▶ **DOCUMENT SECTION**:
* Start *
Whether evidence of events bearing upon a relationship of an offender and his victim is too remote depends upon all the circumstances of the case. The time between the events and the commission of the alleged offence is but one aspect of the matter. Although the making of the intervention order and the threats to kill occurred three years earlier, they were significant events in that they revealed the circumstances in which the applicant and the complainant separated.[18]

[18][2009] VSCA 157, [18] (Maxwell P, Buchanan and Weinberg JJA agreeing).

  1. However in this case there was not only a significant time delay between the alleged rape and the earlier assaults, but the complainant remained with the applicant despite the assaults and bore him children after those assaults had occurred. It may be that she did not leave him earlier because she was afraid of him, but there was no evidence that he had assaulted her because she refused to have sex with him, prior to April 2011. The Crown did not seek to call evidence of earlier uncharged acts of rape, which might have been admissible as tendency evidence under ss 97 and 101 of the Act.

  1. In my view the trial judge erred in admitting evidence which described particular assaults, the last of which had occurred in 2003.  Such evidence was insufficiently relevant to whether the complainant freely agreed to intercourse in 2011 or whether the applicant was aware she was not consenting or might not be consenting.  Even if the judge correctly considered that it had some relevance to the matters in issue, the probative value of this evidence was well outweighed by the danger of unfair prejudice to the applicant.
* End *
Write the next part of the court passage on admitting evidence of earlier assaults, starting right after its final sentence.

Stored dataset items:
* Start *
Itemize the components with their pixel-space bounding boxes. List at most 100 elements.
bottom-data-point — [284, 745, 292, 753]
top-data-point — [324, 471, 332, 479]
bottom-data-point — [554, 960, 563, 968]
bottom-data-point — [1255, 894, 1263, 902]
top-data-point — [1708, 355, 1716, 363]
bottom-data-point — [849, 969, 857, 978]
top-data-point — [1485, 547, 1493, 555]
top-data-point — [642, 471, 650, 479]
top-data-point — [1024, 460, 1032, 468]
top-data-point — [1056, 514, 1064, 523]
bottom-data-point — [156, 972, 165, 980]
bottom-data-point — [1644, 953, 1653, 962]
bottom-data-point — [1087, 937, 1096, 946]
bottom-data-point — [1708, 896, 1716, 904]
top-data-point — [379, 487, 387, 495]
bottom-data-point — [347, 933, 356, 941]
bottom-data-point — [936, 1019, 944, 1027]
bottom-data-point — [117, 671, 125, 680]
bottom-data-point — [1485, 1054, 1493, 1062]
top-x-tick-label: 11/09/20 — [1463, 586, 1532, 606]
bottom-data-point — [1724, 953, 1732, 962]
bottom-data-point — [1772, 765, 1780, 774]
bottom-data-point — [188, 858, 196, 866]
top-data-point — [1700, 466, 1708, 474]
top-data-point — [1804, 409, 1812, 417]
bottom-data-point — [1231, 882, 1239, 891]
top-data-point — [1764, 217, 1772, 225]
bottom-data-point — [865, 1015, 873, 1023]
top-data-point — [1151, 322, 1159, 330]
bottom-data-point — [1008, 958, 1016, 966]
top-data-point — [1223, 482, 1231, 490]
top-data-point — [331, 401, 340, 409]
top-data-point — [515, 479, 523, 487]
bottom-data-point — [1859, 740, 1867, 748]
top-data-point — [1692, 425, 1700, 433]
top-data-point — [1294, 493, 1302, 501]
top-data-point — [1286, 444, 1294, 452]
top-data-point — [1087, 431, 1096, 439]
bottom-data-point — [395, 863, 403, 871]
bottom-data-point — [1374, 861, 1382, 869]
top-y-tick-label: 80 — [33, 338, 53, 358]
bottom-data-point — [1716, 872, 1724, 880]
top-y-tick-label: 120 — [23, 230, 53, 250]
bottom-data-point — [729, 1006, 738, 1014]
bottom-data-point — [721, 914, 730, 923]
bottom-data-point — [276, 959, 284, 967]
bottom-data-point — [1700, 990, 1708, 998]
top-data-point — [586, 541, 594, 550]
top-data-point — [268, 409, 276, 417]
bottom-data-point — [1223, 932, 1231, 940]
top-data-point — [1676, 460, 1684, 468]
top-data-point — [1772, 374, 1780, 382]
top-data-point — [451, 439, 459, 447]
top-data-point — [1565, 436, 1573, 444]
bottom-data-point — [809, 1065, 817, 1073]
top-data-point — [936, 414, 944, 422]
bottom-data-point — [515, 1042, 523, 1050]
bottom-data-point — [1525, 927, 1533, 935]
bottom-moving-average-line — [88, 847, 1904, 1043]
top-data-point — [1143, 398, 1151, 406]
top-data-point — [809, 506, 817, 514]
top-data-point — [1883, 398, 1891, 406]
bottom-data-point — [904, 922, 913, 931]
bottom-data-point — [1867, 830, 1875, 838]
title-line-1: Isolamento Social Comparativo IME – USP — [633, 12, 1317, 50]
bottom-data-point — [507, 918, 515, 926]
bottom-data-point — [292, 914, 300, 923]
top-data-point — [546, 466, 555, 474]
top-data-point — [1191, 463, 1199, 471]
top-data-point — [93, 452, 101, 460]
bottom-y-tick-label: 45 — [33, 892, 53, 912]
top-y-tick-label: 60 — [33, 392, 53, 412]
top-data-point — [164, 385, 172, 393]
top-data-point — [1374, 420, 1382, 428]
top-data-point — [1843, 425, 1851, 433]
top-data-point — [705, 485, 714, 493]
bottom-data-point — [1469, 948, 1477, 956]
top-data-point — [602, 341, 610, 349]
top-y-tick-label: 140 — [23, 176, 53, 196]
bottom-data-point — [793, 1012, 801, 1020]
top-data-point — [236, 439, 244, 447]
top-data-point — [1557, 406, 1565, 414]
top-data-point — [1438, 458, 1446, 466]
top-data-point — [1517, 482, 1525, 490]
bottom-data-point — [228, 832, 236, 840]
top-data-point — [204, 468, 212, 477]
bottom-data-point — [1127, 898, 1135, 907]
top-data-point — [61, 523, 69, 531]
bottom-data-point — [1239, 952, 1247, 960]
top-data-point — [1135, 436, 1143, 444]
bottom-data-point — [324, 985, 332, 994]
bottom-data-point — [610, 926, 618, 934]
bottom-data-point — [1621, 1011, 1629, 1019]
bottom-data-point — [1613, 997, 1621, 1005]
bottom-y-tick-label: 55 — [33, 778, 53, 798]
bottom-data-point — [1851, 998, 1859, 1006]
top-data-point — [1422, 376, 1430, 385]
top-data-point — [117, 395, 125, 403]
* End *
▶ **EXERCISE OUTPUT**:
  1. In reaching that conclusion I note that it may well have been open to the Crown to lead evidence from the complainant that, in the period prior to the alleged rape, she had submitted to having intercourse with the applicant on other occasions because he had forced her to do so, or because she feared he would assault her if she refused him.[19] 

    [19]Crimes Act 1958 s 36. In such circumstances a tendency notice might well have been required under Evidence Act 2008, s 97.

Was there a substantial miscarriage of justice?

  1. Section 276 of the Criminal Procedure Act 2009 provides as follows:

276      Determination of appeal against conviction

(1) On an appeal under section 274, the Court of Appeal must allow the appeal against conviction if the appellant satisfies the court that—

(a) the verdict of the jury is unreasonable or cannot be supported having regard to the evidence; or

(b) as the result of an error or an irregularity in, or in relation to, the trial there has been a substantial miscarriage of justice; or

(c) for any other reason there has been a substantial miscarriage of justice.

(2) In any other case, the Court of Appeal must dismiss an appeal under section 274.

  1. This means that despite the error which occurred when the admission of evidence of the earlier assaults was admitted, the appeal can only be allowed if the applicant shows that the error resulted in a ‘substantial miscarriage of justice’.  

  1. The language of s 276 differs from that in the criminal appeal statutes in force in most other states (the ‘common form’ provisions). Section 276 replaced s 568 of the Crimes Act 1958, which was expressed in similar terms to those statutes, which are based on the Criminal Appeal Act 1907 (UK).  The draft legislation was introduced after consultation with a specialist appeals advisory group and consultation with the Court of Appeal by the Department of Justice. 

  1. Section 276 was intended to simplify the law, overcoming uncertainties which had arisen in the application of s 568 following the decision of the High Court in Weiss v The Queen.[20]

    [20](2005) 224 CLR 300. There is a helpful discussion of the law prior to and following Weiss by Gageler J in Baini v The Queen (2012) 246 CLR 469, 487–488, [51]–[53].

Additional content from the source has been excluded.